# Wife got me a cool gadget



## bfunk13 (Dec 25, 2012)

My wife got me a cool gift, a puncher that turns old credit cards, hotel cards or any plastic material into guitar picks.​ 






​


----------



## rottiman (Dec 25, 2012)

Now thats neat...............Get your self some blank plastic sheets and your in an instant flea market business.


----------



## bfunk13 (Dec 25, 2012)

Yeah, wish i had thought of this idea.


----------



## Delta-T (Dec 27, 2012)

thats pretty cool. Do the embossed letters and numbers give you better gription on the picks? I play hard and the picks tend to move about on me a bit. This might be one of those things that has added bonus features like that.


----------



## Eatonpcat (Dec 27, 2012)

Please shuffle those up and take another picture...All I need is three more numbers on the Mastercard and Amazon.com here I come!!

That's a cool tool for a guitar player!


----------



## Hearth Mistress (Dec 27, 2012)

bfunk13 said:


> My wife got me a cool gift, a puncher that turns old credit cards, hotel cards or any plastic material into guitar picks.​



Hah! That is brilliant, nice way to keep you from using them to buy more guitars uh?​


----------



## bfunk13 (Dec 27, 2012)

Delta-T said:


> thats pretty cool. Do the embossed letters and numbers give you better gription on the picks? I play hard and the picks tend to move about on me a bit. This might be one of those things that has added bonus features like that.

**What you will do:**
a - Please rewrite the paragraph in the forum thread that begins "thats pretty cool. Do the embossed" more briefly, keeping its main facts.
b - Edit the rows from the first one through the line containing "259, 918, 264]" by changing "data-point" to "point". Leave everything else as it is, and return only those lines.
The rows below are unrelated to the forum thread.

**Data in this exercise:**
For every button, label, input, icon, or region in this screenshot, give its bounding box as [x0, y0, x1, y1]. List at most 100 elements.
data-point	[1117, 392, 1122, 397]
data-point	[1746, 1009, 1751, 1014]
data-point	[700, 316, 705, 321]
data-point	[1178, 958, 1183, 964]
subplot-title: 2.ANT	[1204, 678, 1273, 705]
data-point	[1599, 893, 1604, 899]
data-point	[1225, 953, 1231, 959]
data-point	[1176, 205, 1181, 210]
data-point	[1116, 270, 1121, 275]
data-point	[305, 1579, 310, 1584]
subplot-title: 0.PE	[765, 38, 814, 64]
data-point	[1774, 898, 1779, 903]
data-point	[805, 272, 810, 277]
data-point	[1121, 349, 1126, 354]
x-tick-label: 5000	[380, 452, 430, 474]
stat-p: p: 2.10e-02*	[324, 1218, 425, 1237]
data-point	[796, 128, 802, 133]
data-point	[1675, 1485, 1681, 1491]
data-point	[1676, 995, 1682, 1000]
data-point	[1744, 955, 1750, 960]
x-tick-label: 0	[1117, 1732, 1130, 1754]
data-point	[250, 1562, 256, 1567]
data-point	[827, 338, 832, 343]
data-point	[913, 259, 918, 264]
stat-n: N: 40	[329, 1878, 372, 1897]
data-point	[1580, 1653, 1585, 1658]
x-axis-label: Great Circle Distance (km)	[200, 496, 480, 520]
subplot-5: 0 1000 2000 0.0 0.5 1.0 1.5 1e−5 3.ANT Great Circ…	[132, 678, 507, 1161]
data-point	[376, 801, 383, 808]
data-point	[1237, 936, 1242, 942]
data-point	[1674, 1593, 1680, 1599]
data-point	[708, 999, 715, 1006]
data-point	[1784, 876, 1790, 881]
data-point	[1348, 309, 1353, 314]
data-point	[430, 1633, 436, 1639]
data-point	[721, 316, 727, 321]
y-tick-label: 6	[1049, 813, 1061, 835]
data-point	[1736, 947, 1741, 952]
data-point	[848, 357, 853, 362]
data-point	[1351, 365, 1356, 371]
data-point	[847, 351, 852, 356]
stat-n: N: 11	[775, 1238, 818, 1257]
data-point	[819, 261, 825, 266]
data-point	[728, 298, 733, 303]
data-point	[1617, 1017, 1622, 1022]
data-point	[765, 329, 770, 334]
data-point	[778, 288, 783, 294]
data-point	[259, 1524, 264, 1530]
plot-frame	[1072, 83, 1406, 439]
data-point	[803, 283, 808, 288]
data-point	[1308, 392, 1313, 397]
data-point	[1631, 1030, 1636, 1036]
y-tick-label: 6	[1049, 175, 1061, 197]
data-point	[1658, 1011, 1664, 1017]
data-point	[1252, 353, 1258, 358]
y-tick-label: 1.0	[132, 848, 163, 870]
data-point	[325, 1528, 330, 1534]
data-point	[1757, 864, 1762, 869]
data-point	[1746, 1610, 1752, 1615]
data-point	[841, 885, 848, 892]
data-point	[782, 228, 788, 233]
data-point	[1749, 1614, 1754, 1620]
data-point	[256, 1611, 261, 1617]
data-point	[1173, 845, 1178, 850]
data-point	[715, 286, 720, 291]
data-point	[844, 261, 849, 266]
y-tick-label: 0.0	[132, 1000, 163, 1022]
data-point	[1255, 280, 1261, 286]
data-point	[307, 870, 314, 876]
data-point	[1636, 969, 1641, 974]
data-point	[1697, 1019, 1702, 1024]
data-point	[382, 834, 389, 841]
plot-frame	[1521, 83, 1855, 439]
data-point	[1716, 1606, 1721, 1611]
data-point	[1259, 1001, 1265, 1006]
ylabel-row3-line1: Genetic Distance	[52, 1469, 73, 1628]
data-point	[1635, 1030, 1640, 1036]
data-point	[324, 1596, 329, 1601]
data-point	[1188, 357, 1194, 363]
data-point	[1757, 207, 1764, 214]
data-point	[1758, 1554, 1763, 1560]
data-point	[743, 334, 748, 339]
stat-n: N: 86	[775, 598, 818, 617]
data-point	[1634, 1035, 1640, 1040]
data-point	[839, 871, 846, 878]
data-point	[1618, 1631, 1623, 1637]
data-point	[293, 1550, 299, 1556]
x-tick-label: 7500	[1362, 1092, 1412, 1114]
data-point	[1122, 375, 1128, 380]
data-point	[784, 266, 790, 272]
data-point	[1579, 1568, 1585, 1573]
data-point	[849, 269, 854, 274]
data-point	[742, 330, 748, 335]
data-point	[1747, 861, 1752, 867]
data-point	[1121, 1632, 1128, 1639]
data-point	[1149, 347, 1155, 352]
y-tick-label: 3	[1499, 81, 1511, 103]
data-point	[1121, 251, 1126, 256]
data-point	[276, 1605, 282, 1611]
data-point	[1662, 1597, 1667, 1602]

**Responses to the exercise:**
a - Delta-T likes the gadget and asks whether the embossed letters and numbers give the picks a better grip. Delta-T plays hard, so picks tend to shift, and the embossing might be an added bonus.

b -
For every button, label, input, icon, or region in this screenshot, give its bounding box as [x0, y0, x1, y1]. List at most 100 elements.
point	[1117, 392, 1122, 397]
point	[1746, 1009, 1751, 1014]
point	[700, 316, 705, 321]
point	[1178, 958, 1183, 964]
subplot-title: 2.ANT	[1204, 678, 1273, 705]
point	[1599, 893, 1604, 899]
point	[1225, 953, 1231, 959]
point	[1176, 205, 1181, 210]
point	[1116, 270, 1121, 275]
point	[305, 1579, 310, 1584]
subplot-title: 0.PE	[765, 38, 814, 64]
point	[1774, 898, 1779, 903]
point	[805, 272, 810, 277]
point	[1121, 349, 1126, 354]
x-tick-label: 5000	[380, 452, 430, 474]
stat-p: p: 2.10e-02*	[324, 1218, 425, 1237]
point	[796, 128, 802, 133]
point	[1675, 1485, 1681, 1491]
point	[1676, 995, 1682, 1000]
point	[1744, 955, 1750, 960]
x-tick-label: 0	[1117, 1732, 1130, 1754]
point	[250, 1562, 256, 1567]
point	[827, 338, 832, 343]
point	[913, 259, 918, 264]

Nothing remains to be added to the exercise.